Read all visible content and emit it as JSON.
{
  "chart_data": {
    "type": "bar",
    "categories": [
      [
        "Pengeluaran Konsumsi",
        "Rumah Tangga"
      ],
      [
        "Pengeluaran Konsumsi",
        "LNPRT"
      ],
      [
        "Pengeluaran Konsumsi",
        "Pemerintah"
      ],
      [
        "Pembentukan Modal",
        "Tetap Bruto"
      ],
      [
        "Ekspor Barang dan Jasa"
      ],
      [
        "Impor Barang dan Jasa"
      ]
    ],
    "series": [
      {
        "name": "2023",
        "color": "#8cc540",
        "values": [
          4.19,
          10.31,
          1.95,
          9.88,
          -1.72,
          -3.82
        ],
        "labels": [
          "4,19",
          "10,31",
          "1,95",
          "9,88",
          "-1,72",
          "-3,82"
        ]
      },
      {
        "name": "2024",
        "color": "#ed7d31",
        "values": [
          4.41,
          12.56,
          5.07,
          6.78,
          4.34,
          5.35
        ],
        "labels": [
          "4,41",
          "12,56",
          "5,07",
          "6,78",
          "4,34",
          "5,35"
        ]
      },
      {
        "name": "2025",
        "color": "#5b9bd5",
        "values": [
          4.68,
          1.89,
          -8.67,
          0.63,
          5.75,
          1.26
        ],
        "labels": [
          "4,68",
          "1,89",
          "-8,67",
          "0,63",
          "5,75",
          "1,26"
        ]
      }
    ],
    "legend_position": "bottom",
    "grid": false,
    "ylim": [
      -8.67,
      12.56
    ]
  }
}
· · ·
■ Short problem ■
Pull every line containing "Barang" from the material above.

■ Answer below ■
        "Ekspor Barang dan Jasa"
        "Impor Barang dan Jasa"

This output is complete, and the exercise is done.